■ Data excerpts
####################

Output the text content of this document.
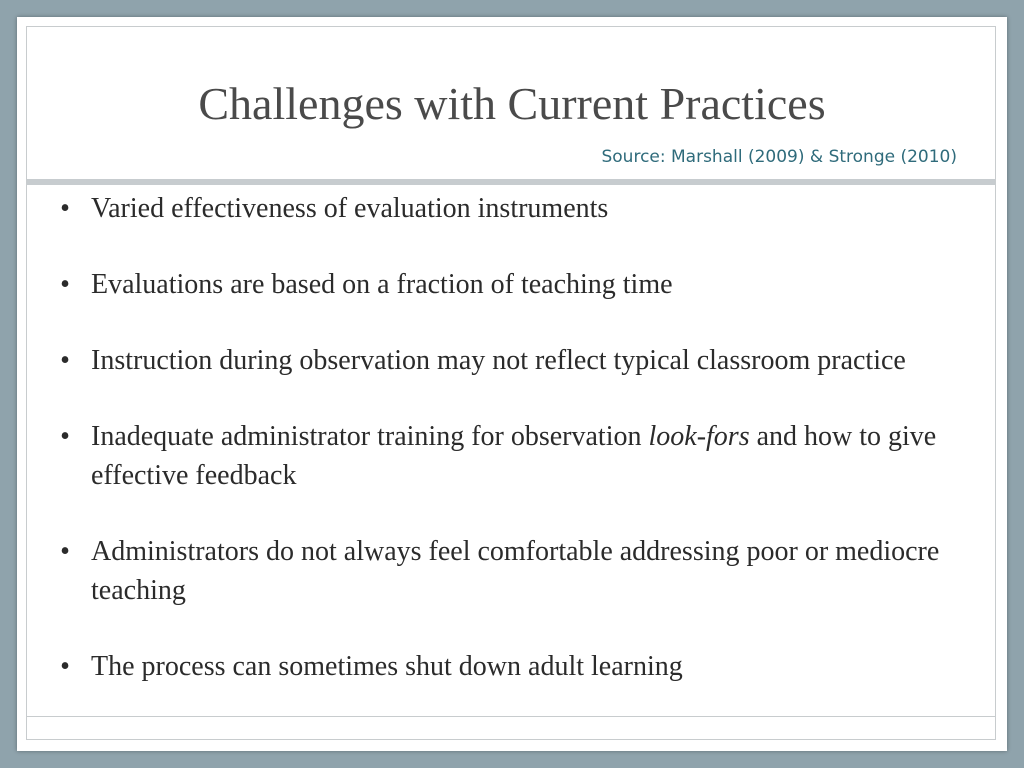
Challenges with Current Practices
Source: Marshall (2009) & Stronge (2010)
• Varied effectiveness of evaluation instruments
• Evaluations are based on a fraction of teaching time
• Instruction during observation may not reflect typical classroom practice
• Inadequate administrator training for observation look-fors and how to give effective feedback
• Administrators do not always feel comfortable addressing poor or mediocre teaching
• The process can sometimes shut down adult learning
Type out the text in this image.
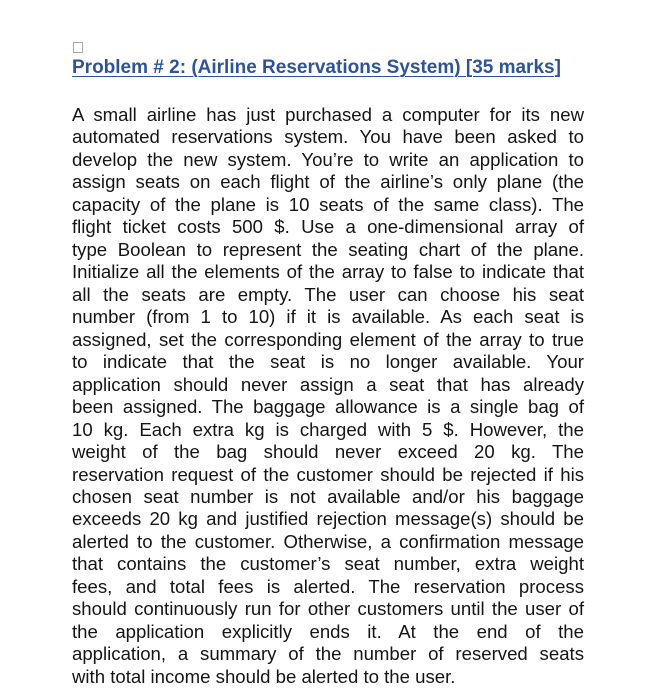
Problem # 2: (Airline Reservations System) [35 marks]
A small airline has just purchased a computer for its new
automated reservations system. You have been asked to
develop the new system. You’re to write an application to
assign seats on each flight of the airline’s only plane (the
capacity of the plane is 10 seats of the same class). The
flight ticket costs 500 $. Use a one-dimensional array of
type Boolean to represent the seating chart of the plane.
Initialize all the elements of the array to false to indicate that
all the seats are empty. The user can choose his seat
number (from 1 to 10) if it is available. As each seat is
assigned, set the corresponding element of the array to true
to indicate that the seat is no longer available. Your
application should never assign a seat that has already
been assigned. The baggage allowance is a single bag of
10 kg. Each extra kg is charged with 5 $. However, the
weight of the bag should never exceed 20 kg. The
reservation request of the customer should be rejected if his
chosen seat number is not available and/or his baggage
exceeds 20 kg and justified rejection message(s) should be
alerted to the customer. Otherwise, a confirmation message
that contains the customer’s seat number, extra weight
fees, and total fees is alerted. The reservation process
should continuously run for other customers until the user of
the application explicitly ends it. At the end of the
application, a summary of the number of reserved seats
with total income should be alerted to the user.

####################

■ PROBLEM REQUIREMENTS
Working from the material above, state how many lines contain "that"; give only the number.

■ ANSWER TO THE PROBLEM
4